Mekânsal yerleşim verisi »
___

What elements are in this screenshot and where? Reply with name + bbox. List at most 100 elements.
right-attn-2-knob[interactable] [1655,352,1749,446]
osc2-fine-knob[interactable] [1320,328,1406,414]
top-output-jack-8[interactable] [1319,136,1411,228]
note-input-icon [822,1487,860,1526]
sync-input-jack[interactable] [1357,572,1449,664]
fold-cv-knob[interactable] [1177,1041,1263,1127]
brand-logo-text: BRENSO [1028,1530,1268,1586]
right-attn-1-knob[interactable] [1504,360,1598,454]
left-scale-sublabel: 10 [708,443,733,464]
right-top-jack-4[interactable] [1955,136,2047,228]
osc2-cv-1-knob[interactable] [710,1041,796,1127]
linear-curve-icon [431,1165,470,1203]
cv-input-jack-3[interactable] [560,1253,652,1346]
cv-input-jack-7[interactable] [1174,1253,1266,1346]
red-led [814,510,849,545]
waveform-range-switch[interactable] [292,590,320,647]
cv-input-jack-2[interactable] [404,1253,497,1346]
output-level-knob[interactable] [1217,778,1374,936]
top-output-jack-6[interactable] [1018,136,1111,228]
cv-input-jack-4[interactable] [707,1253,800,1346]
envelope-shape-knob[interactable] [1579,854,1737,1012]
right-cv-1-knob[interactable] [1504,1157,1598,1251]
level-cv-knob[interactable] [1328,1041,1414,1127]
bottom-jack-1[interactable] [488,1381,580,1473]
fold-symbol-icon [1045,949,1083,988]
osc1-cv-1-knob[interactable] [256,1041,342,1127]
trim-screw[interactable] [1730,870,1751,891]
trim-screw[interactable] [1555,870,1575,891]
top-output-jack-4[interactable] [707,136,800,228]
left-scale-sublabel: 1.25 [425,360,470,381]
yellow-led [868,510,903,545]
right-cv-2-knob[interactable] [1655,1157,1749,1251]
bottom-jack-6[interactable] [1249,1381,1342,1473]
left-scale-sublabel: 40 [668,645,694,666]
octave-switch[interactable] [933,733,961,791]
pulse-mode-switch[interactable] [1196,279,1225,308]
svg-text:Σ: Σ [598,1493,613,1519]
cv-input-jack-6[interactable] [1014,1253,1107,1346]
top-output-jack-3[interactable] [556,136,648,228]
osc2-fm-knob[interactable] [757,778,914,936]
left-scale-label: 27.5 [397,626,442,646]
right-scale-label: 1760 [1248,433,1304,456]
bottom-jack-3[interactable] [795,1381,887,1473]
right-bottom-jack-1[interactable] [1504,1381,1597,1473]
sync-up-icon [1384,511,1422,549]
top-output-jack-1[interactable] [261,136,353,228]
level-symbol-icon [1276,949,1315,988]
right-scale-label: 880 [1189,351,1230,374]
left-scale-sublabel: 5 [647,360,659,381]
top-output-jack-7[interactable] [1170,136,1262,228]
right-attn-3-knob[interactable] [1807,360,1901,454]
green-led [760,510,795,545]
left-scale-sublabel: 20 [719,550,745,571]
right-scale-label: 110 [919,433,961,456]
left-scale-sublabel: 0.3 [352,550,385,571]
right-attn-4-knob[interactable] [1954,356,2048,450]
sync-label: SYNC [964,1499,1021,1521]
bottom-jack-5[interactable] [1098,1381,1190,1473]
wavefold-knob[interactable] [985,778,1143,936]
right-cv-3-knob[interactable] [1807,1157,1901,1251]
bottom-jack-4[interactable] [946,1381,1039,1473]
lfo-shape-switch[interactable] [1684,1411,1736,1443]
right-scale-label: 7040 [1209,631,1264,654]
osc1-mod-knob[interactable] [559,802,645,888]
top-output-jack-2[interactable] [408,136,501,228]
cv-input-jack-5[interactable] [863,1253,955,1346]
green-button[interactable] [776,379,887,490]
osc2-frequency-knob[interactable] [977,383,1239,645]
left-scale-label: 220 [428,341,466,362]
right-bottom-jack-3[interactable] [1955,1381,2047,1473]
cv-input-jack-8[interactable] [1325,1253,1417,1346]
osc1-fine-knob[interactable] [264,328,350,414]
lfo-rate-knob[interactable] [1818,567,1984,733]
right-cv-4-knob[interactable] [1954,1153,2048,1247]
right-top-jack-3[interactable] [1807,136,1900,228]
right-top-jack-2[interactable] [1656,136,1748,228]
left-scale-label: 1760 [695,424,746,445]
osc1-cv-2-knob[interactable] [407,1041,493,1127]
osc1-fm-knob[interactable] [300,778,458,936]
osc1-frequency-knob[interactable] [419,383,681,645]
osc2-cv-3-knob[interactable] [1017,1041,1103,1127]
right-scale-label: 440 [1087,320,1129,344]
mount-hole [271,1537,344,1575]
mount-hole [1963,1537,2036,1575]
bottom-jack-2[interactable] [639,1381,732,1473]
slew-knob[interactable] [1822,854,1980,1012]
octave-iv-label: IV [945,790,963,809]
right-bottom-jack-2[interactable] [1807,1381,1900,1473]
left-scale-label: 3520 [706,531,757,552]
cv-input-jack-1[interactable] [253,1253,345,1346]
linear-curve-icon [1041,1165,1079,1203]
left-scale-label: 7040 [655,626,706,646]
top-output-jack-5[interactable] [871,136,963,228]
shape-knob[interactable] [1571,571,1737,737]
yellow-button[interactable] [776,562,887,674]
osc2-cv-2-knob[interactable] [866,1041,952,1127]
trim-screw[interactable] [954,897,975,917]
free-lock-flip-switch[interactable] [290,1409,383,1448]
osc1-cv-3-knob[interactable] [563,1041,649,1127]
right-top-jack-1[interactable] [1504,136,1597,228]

___

Yapılacak iş » Yukarıdaki kayıtların tüm satırlarını hiçbir değişiklik yapmadan harfi harfine yeniden yazın.

Yanıt »
What elements are in this screenshot and where? Reply with name + bbox. List at most 100 elements.
right-attn-2-knob[interactable] [1655,352,1749,446]
osc2-fine-knob[interactable] [1320,328,1406,414]
top-output-jack-8[interactable] [1319,136,1411,228]
note-input-icon [822,1487,860,1526]
sync-input-jack[interactable] [1357,572,1449,664]
fold-cv-knob[interactable] [1177,1041,1263,1127]
brand-logo-text: BRENSO [1028,1530,1268,1586]
right-attn-1-knob[interactable] [1504,360,1598,454]
left-scale-sublabel: 10 [708,443,733,464]
right-top-jack-4[interactable] [1955,136,2047,228]
osc2-cv-1-knob[interactable] [710,1041,796,1127]
linear-curve-icon [431,1165,470,1203]
cv-input-jack-3[interactable] [560,1253,652,1346]
cv-input-jack-7[interactable] [1174,1253,1266,1346]
red-led [814,510,849,545]
waveform-range-switch[interactable] [292,590,320,647]
cv-input-jack-2[interactable] [404,1253,497,1346]
output-level-knob[interactable] [1217,778,1374,936]
top-output-jack-6[interactable] [1018,136,1111,228]
cv-input-jack-4[interactable] [707,1253,800,1346]
envelope-shape-knob[interactable] [1579,854,1737,1012]
right-cv-1-knob[interactable] [1504,1157,1598,1251]
level-cv-knob[interactable] [1328,1041,1414,1127]
bottom-jack-1[interactable] [488,1381,580,1473]
fold-symbol-icon [1045,949,1083,988]
osc1-cv-1-knob[interactable] [256,1041,342,1127]
trim-screw[interactable] [1730,870,1751,891]
trim-screw[interactable] [1555,870,1575,891]
top-output-jack-4[interactable] [707,136,800,228]
left-scale-sublabel: 1.25 [425,360,470,381]
yellow-led [868,510,903,545]
right-cv-2-knob[interactable] [1655,1157,1749,1251]
bottom-jack-6[interactable] [1249,1381,1342,1473]
left-scale-sublabel: 40 [668,645,694,666]
octave-switch[interactable] [933,733,961,791]
pulse-mode-switch[interactable] [1196,279,1225,308]
svg-text:Σ: Σ [598,1493,613,1519]
cv-input-jack-6[interactable] [1014,1253,1107,1346]
top-output-jack-3[interactable] [556,136,648,228]
osc2-fm-knob[interactable] [757,778,914,936]
left-scale-label: 27.5 [397,626,442,646]
right-scale-label: 1760 [1248,433,1304,456]
bottom-jack-3[interactable] [795,1381,887,1473]
right-bottom-jack-1[interactable] [1504,1381,1597,1473]
sync-up-icon [1384,511,1422,549]
top-output-jack-1[interactable] [261,136,353,228]
level-symbol-icon [1276,949,1315,988]
right-scale-label: 880 [1189,351,1230,374]
left-scale-sublabel: 5 [647,360,659,381]
top-output-jack-7[interactable] [1170,136,1262,228]
right-attn-3-knob[interactable] [1807,360,1901,454]
green-led [760,510,795,545]
left-scale-sublabel: 20 [719,550,745,571]
right-scale-label: 110 [919,433,961,456]
left-scale-sublabel: 0.3 [352,550,385,571]
right-attn-4-knob[interactable] [1954,356,2048,450]
sync-label: SYNC [964,1499,1021,1521]
bottom-jack-5[interactable] [1098,1381,1190,1473]
wavefold-knob[interactable] [985,778,1143,936]
right-cv-3-knob[interactable] [1807,1157,1901,1251]
bottom-jack-4[interactable] [946,1381,1039,1473]
lfo-shape-switch[interactable] [1684,1411,1736,1443]
right-scale-label: 7040 [1209,631,1264,654]
osc1-mod-knob[interactable] [559,802,645,888]
top-output-jack-2[interactable] [408,136,501,228]
cv-input-jack-5[interactable] [863,1253,955,1346]
green-button[interactable] [776,379,887,490]
osc2-frequency-knob[interactable] [977,383,1239,645]
left-scale-label: 220 [428,341,466,362]
right-bottom-jack-3[interactable] [1955,1381,2047,1473]
cv-input-jack-8[interactable] [1325,1253,1417,1346]
osc1-fine-knob[interactable] [264,328,350,414]
lfo-rate-knob[interactable] [1818,567,1984,733]
right-cv-4-knob[interactable] [1954,1153,2048,1247]
right-top-jack-3[interactable] [1807,136,1900,228]
right-top-jack-2[interactable] [1656,136,1748,228]
left-scale-label: 1760 [695,424,746,445]
osc1-cv-2-knob[interactable] [407,1041,493,1127]
osc1-fm-knob[interactable] [300,778,458,936]
osc1-frequency-knob[interactable] [419,383,681,645]
osc2-cv-3-knob[interactable] [1017,1041,1103,1127]
right-scale-label: 440 [1087,320,1129,344]
mount-hole [271,1537,344,1575]
mount-hole [1963,1537,2036,1575]
bottom-jack-2[interactable] [639,1381,732,1473]
slew-knob[interactable] [1822,854,1980,1012]
octave-iv-label: IV [945,790,963,809]
right-bottom-jack-2[interactable] [1807,1381,1900,1473]
left-scale-label: 3520 [706,531,757,552]
cv-input-jack-1[interactable] [253,1253,345,1346]
linear-curve-icon [1041,1165,1079,1203]
left-scale-label: 7040 [655,626,706,646]
top-output-jack-5[interactable] [871,136,963,228]
shape-knob[interactable] [1571,571,1737,737]
yellow-button[interactable] [776,562,887,674]
osc2-cv-2-knob[interactable] [866,1041,952,1127]
trim-screw[interactable] [954,897,975,917]
free-lock-flip-switch[interactable] [290,1409,383,1448]
osc1-cv-3-knob[interactable] [563,1041,649,1127]
right-top-jack-1[interactable] [1504,136,1597,228]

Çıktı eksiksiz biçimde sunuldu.